**WHAT THIS TASK INVOLVES**
Output all of the entries exactly as written.

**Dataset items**
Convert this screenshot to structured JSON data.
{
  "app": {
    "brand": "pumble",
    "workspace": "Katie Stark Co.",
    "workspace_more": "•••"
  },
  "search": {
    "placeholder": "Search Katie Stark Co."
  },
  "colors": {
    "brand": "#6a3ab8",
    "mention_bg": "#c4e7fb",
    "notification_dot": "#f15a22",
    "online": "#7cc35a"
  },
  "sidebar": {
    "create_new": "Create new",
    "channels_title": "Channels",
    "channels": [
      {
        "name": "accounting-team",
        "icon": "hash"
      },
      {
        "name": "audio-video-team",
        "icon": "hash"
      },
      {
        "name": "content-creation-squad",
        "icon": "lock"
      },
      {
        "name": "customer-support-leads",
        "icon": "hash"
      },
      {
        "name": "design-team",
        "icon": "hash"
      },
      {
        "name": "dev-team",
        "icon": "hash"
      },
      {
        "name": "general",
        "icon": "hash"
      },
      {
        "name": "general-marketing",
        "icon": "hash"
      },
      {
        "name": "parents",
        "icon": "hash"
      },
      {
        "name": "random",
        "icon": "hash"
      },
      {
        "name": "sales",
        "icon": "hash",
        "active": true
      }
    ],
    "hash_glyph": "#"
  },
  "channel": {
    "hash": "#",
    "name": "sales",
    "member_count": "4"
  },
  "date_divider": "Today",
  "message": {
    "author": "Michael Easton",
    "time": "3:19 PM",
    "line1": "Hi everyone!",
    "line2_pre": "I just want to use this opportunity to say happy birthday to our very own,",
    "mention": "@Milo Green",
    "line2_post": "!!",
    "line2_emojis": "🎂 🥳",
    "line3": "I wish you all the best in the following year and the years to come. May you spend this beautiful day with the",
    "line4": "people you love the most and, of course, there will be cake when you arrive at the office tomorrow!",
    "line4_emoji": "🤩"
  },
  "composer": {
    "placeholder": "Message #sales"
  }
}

**RESPONSE**
Convert this screenshot to structured JSON data.
{
  "app": {
    "brand": "pumble",
    "workspace": "Katie Stark Co.",
    "workspace_more": "•••"
  },
  "search": {
    "placeholder": "Search Katie Stark Co."
  },
  "colors": {
    "brand": "#6a3ab8",
    "mention_bg": "#c4e7fb",
    "notification_dot": "#f15a22",
    "online": "#7cc35a"
  },
  "sidebar": {
    "create_new": "Create new",
    "channels_title": "Channels",
    "channels": [
      {
        "name": "accounting-team",
        "icon": "hash"
      },
      {
        "name": "audio-video-team",
        "icon": "hash"
      },
      {
        "name": "content-creation-squad",
        "icon": "lock"
      },
      {
        "name": "customer-support-leads",
        "icon": "hash"
      },
      {
        "name": "design-team",
        "icon": "hash"
      },
      {
        "name": "dev-team",
        "icon": "hash"
      },
      {
        "name": "general",
        "icon": "hash"
      },
      {
        "name": "general-marketing",
        "icon": "hash"
      },
      {
        "name": "parents",
        "icon": "hash"
      },
      {
        "name": "random",
        "icon": "hash"
      },
      {
        "name": "sales",
        "icon": "hash",
        "active": true
      }
    ],
    "hash_glyph": "#"
  },
  "channel": {
    "hash": "#",
    "name": "sales",
    "member_count": "4"
  },
  "date_divider": "Today",
  "message": {
    "author": "Michael Easton",
    "time": "3:19 PM",
    "line1": "Hi everyone!",
    "line2_pre": "I just want to use this opportunity to say happy birthday to our very own,",
    "mention": "@Milo Green",
    "line2_post": "!!",
    "line2_emojis": "🎂 🥳",
    "line3": "I wish you all the best in the following year and the years to come. May you spend this beautiful day with the",
    "line4": "people you love the most and, of course, there will be cake when you arrive at the office tomorrow!",
    "line4_emoji": "🤩"
  },
  "composer": {
    "placeholder": "Message #sales"
  }
}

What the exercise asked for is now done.